WHAT TO WORK ON
Write every entry out again exactly, please, and skip the pictures.

INFORMATION SHOWN

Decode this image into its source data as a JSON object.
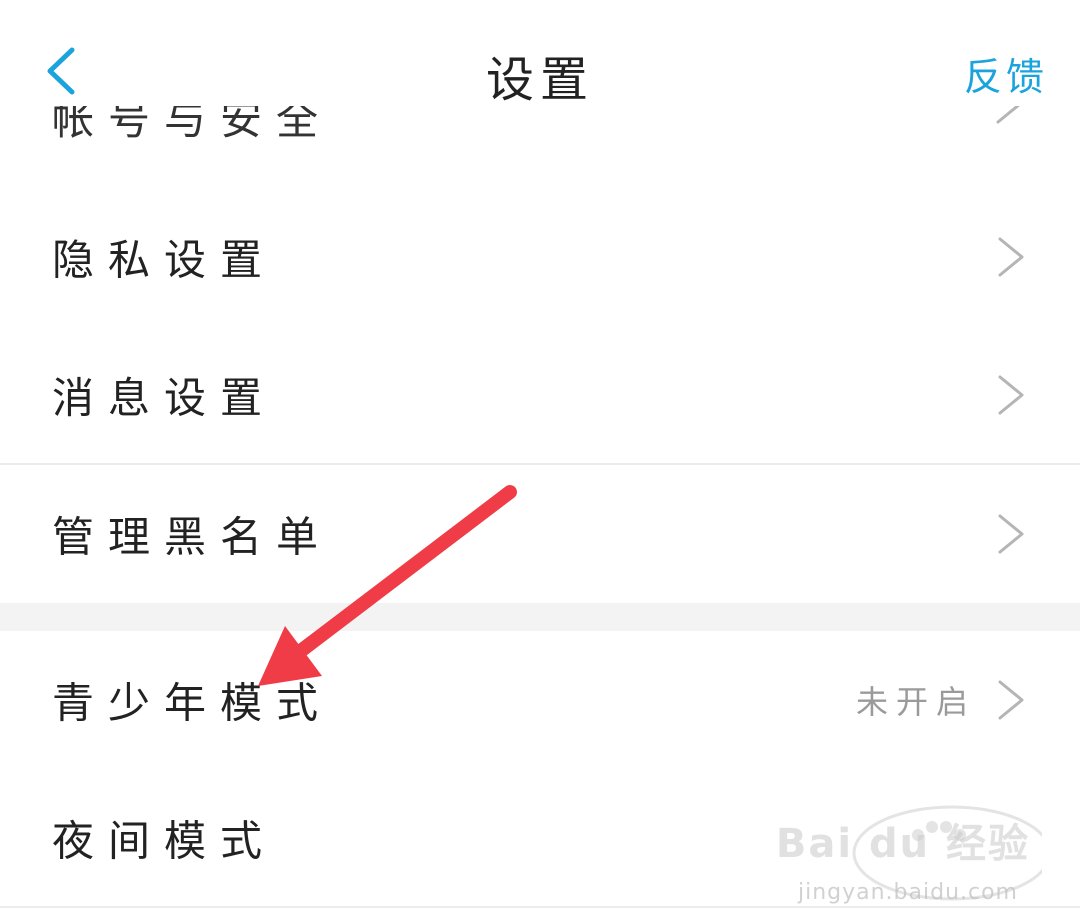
{
  "header": {
    "title": "设置",
    "feedback_label": "反馈",
    "accent_color": "#1aa3dc"
  },
  "partial_item": {
    "label": "帐号与安全"
  },
  "items": [
    {
      "label": "隐私设置"
    },
    {
      "label": "消息设置"
    },
    {
      "label": "管理黑名单"
    },
    {
      "label": "青少年模式",
      "status": "未开启"
    },
    {
      "label": "夜间模式"
    }
  ],
  "annotation": {
    "arrow_color": "#f03c46"
  },
  "watermark": {
    "brand": "Bai du 经验",
    "url": "jingyan.baidu.com"
  }
}
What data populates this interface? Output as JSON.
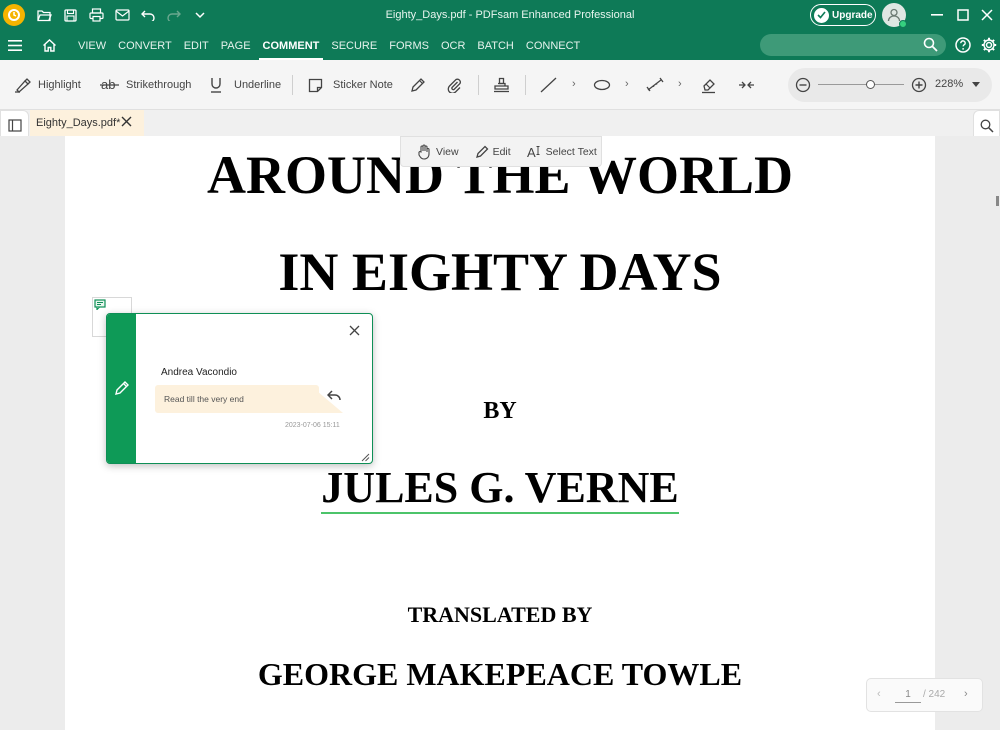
{
  "titlebar": {
    "title": "Eighty_Days.pdf  -  PDFsam Enhanced Professional",
    "upgrade_label": "Upgrade"
  },
  "menu": {
    "items": [
      "VIEW",
      "CONVERT",
      "EDIT",
      "PAGE",
      "COMMENT",
      "SECURE",
      "FORMS",
      "OCR",
      "BATCH",
      "CONNECT"
    ],
    "active": "COMMENT",
    "search_placeholder": ""
  },
  "ribbon": {
    "highlight": "Highlight",
    "strikethrough": "Strikethrough",
    "underline": "Underline",
    "sticker_note": "Sticker Note",
    "zoom_level": "228%"
  },
  "tab": {
    "label": "Eighty_Days.pdf*"
  },
  "modes": {
    "view": "View",
    "edit": "Edit",
    "select_text": "Select Text"
  },
  "document": {
    "line1": "AROUND THE WORLD",
    "line2": "IN EIGHTY DAYS",
    "line3": "BY",
    "line4": "JULES G. VERNE",
    "line5": "TRANSLATED BY",
    "line6": "GEORGE MAKEPEACE TOWLE"
  },
  "note": {
    "author": "Andrea Vacondio",
    "text": "Read till the very end",
    "timestamp": "2023-07-06 15:11"
  },
  "pagenav": {
    "current": "1",
    "total": "/ 242"
  },
  "colors": {
    "brand": "#0e7a57",
    "note_strip": "#0e9a57",
    "note_bubble": "#fdf1dd",
    "underline_accent": "#4cc46a"
  }
}
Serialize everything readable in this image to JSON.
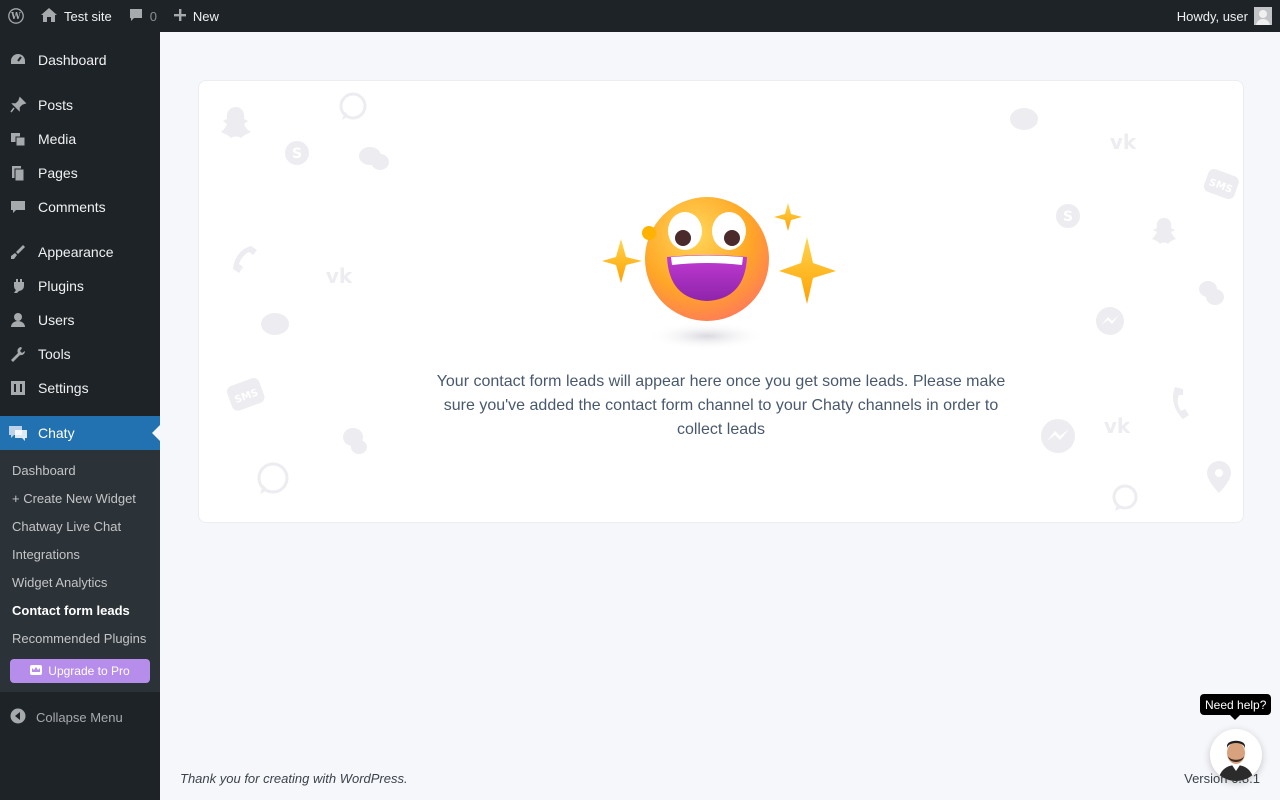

FULL SOLUTION
Decode this image into its source data as a JSON object.
{
  "header": {
    "title": "设置",
    "feedback_label": "反馈",
    "accent_color": "#1aa3dc"
  },
  "partial_item": {
    "label": "帐号与安全"
  },
  "items": [
    {
      "label": "隐私设置"
    },
    {
      "label": "消息设置"
    },
    {
      "label": "管理黑名单"
    },
    {
      "label": "青少年模式",
      "status": "未开启"
    },
    {
      "label": "夜间模式"
    }
  ],
  "annotation": {
    "arrow_color": "#f03c46"
  },
  "watermark": {
    "brand": "Bai du 经验",
    "url": "jingyan.baidu.com"
  }
}
What data populates this interface? Output as JSON.
{
  "titlebar": {
    "title": "Eighty_Days.pdf  -  PDFsam Enhanced Professional",
    "upgrade_label": "Upgrade"
  },
  "menu": {
    "items": [
      "VIEW",
      "CONVERT",
      "EDIT",
      "PAGE",
      "COMMENT",
      "SECURE",
      "FORMS",
      "OCR",
      "BATCH",
      "CONNECT"
    ],
    "active": "COMMENT",
    "search_placeholder": ""
  },
  "ribbon": {
    "highlight": "Highlight",
    "strikethrough": "Strikethrough",
    "underline": "Underline",
    "sticker_note": "Sticker Note",
    "zoom_level": "228%"
  },
  "tab": {
    "label": "Eighty_Days.pdf*"
  },
  "modes": {
    "view": "View",
    "edit": "Edit",
    "select_text": "Select Text"
  },
  "document": {
    "line1": "AROUND THE WORLD",
    "line2": "IN EIGHTY DAYS",
    "line3": "BY",
    "line4": "JULES G. VERNE",
    "line5": "TRANSLATED BY",
    "line6": "GEORGE MAKEPEACE TOWLE"
  },
  "note": {
    "author": "Andrea Vacondio",
    "text": "Read till the very end",
    "timestamp": "2023-07-06 15:11"
  },
  "pagenav": {
    "current": "1",
    "total": "/ 242"
  },
  "colors": {
    "brand": "#0e7a57",
    "note_strip": "#0e9a57",
    "note_bubble": "#fdf1dd",
    "underline_accent": "#4cc46a"
  }
}
Serialize everything readable in this image to JSON.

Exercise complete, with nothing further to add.